GIVEN TASK: Give the data below again exactly as written, without its pictures.

+++

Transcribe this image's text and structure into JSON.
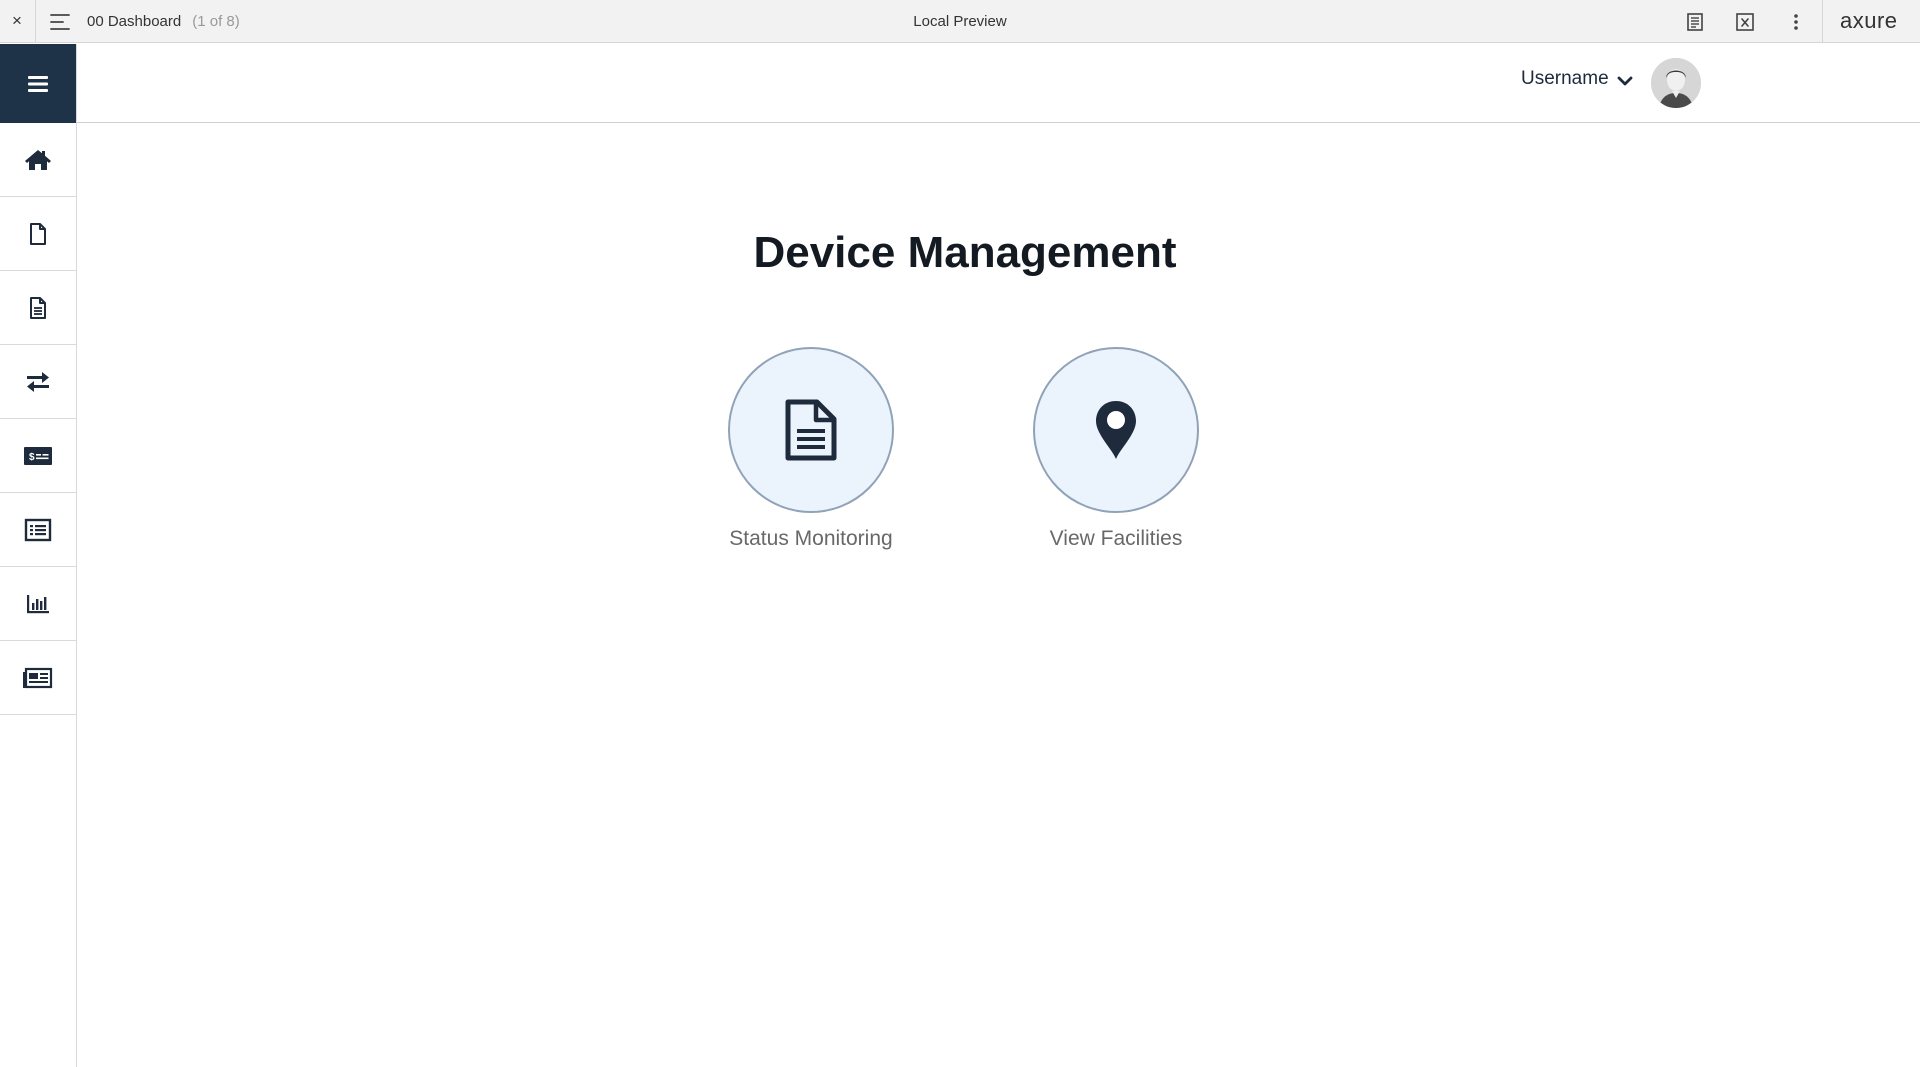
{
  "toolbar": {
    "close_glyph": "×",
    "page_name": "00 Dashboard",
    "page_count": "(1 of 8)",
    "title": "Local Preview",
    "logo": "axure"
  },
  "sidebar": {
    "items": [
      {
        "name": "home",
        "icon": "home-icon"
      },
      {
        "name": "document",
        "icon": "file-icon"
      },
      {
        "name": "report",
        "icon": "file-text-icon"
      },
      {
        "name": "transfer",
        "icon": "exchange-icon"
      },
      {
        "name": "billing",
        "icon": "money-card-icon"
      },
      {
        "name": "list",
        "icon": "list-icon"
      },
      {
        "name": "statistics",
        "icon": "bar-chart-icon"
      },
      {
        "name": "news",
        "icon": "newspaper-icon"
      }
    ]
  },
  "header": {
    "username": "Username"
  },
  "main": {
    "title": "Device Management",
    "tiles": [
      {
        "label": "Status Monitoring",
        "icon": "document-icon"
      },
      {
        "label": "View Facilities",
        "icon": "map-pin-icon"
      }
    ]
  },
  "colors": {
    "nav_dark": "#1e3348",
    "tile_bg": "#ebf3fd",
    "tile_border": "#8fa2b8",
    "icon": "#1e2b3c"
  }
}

+++

EXERCISE OUTPUT:
Transcribe this image's text and structure into JSON.
{
  "toolbar": {
    "close_glyph": "×",
    "page_name": "00 Dashboard",
    "page_count": "(1 of 8)",
    "title": "Local Preview",
    "logo": "axure"
  },
  "sidebar": {
    "items": [
      {
        "name": "home",
        "icon": "home-icon"
      },
      {
        "name": "document",
        "icon": "file-icon"
      },
      {
        "name": "report",
        "icon": "file-text-icon"
      },
      {
        "name": "transfer",
        "icon": "exchange-icon"
      },
      {
        "name": "billing",
        "icon": "money-card-icon"
      },
      {
        "name": "list",
        "icon": "list-icon"
      },
      {
        "name": "statistics",
        "icon": "bar-chart-icon"
      },
      {
        "name": "news",
        "icon": "newspaper-icon"
      }
    ]
  },
  "header": {
    "username": "Username"
  },
  "main": {
    "title": "Device Management",
    "tiles": [
      {
        "label": "Status Monitoring",
        "icon": "document-icon"
      },
      {
        "label": "View Facilities",
        "icon": "map-pin-icon"
      }
    ]
  },
  "colors": {
    "nav_dark": "#1e3348",
    "tile_bg": "#ebf3fd",
    "tile_border": "#8fa2b8",
    "icon": "#1e2b3c"
  }
}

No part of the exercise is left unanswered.